→ WHAT IS NEEDED: Can you transcribe every entry word for word, skipping the images?

→ SUPPLIED MATERIAL:

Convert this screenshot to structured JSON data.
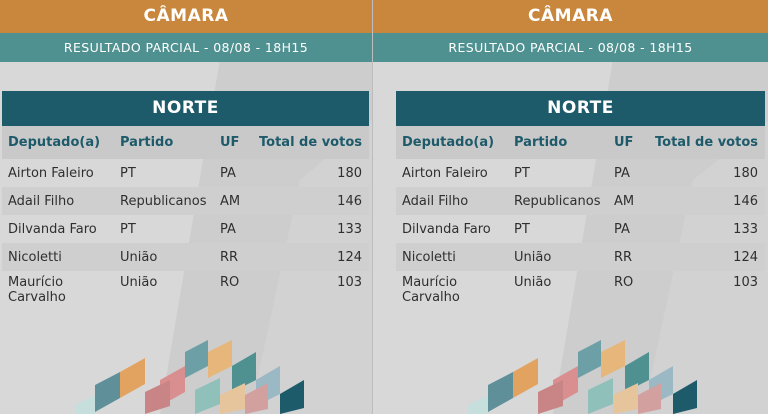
{
  "panels": [
    {
      "header": {
        "title": "CÂMARA",
        "subtitle": "RESULTADO PARCIAL - 08/08 - 18H15"
      },
      "region": "NORTE",
      "columns": [
        "Deputado(a)",
        "Partido",
        "UF",
        "Total de votos"
      ],
      "rows": [
        {
          "name": "Airton Faleiro",
          "party": "PT",
          "uf": "PA",
          "votes": "180"
        },
        {
          "name": "Adail Filho",
          "party": "Republicanos",
          "uf": "AM",
          "votes": "146"
        },
        {
          "name": "Dilvanda Faro",
          "party": "PT",
          "uf": "PA",
          "votes": "133"
        },
        {
          "name": "Nicoletti",
          "party": "União",
          "uf": "RR",
          "votes": "124"
        },
        {
          "name_line1": "Maurício",
          "name_line2": "Carvalho",
          "party": "União",
          "uf": "RO",
          "votes": "103"
        }
      ]
    },
    {
      "header": {
        "title": "CÂMARA",
        "subtitle": "RESULTADO PARCIAL - 08/08 - 18H15"
      },
      "region": "NORTE",
      "columns": [
        "Deputado(a)",
        "Partido",
        "UF",
        "Total de votos"
      ],
      "rows": [
        {
          "name": "Airton Faleiro",
          "party": "PT",
          "uf": "PA",
          "votes": "180"
        },
        {
          "name": "Adail Filho",
          "party": "Republicanos",
          "uf": "AM",
          "votes": "146"
        },
        {
          "name": "Dilvanda Faro",
          "party": "PT",
          "uf": "PA",
          "votes": "133"
        },
        {
          "name": "Nicoletti",
          "party": "União",
          "uf": "RR",
          "votes": "124"
        },
        {
          "name_line1": "Maurício",
          "name_line2": "Carvalho",
          "party": "União",
          "uf": "RO",
          "votes": "103"
        }
      ]
    }
  ],
  "colors": {
    "top_bar": "#c8873c",
    "sub_bar": "#4f9190",
    "region_header": "#1d5a6a",
    "header_text": "#1d5a6a",
    "background": "#d8d8d8"
  }
}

→ ANSWER TO THIS EXERCISE:
Convert this screenshot to structured JSON data.
{
  "panels": [
    {
      "header": {
        "title": "CÂMARA",
        "subtitle": "RESULTADO PARCIAL - 08/08 - 18H15"
      },
      "region": "NORTE",
      "columns": [
        "Deputado(a)",
        "Partido",
        "UF",
        "Total de votos"
      ],
      "rows": [
        {
          "name": "Airton Faleiro",
          "party": "PT",
          "uf": "PA",
          "votes": "180"
        },
        {
          "name": "Adail Filho",
          "party": "Republicanos",
          "uf": "AM",
          "votes": "146"
        },
        {
          "name": "Dilvanda Faro",
          "party": "PT",
          "uf": "PA",
          "votes": "133"
        },
        {
          "name": "Nicoletti",
          "party": "União",
          "uf": "RR",
          "votes": "124"
        },
        {
          "name_line1": "Maurício",
          "name_line2": "Carvalho",
          "party": "União",
          "uf": "RO",
          "votes": "103"
        }
      ]
    },
    {
      "header": {
        "title": "CÂMARA",
        "subtitle": "RESULTADO PARCIAL - 08/08 - 18H15"
      },
      "region": "NORTE",
      "columns": [
        "Deputado(a)",
        "Partido",
        "UF",
        "Total de votos"
      ],
      "rows": [
        {
          "name": "Airton Faleiro",
          "party": "PT",
          "uf": "PA",
          "votes": "180"
        },
        {
          "name": "Adail Filho",
          "party": "Republicanos",
          "uf": "AM",
          "votes": "146"
        },
        {
          "name": "Dilvanda Faro",
          "party": "PT",
          "uf": "PA",
          "votes": "133"
        },
        {
          "name": "Nicoletti",
          "party": "União",
          "uf": "RR",
          "votes": "124"
        },
        {
          "name_line1": "Maurício",
          "name_line2": "Carvalho",
          "party": "União",
          "uf": "RO",
          "votes": "103"
        }
      ]
    }
  ],
  "colors": {
    "top_bar": "#c8873c",
    "sub_bar": "#4f9190",
    "region_header": "#1d5a6a",
    "header_text": "#1d5a6a",
    "background": "#d8d8d8"
  }
}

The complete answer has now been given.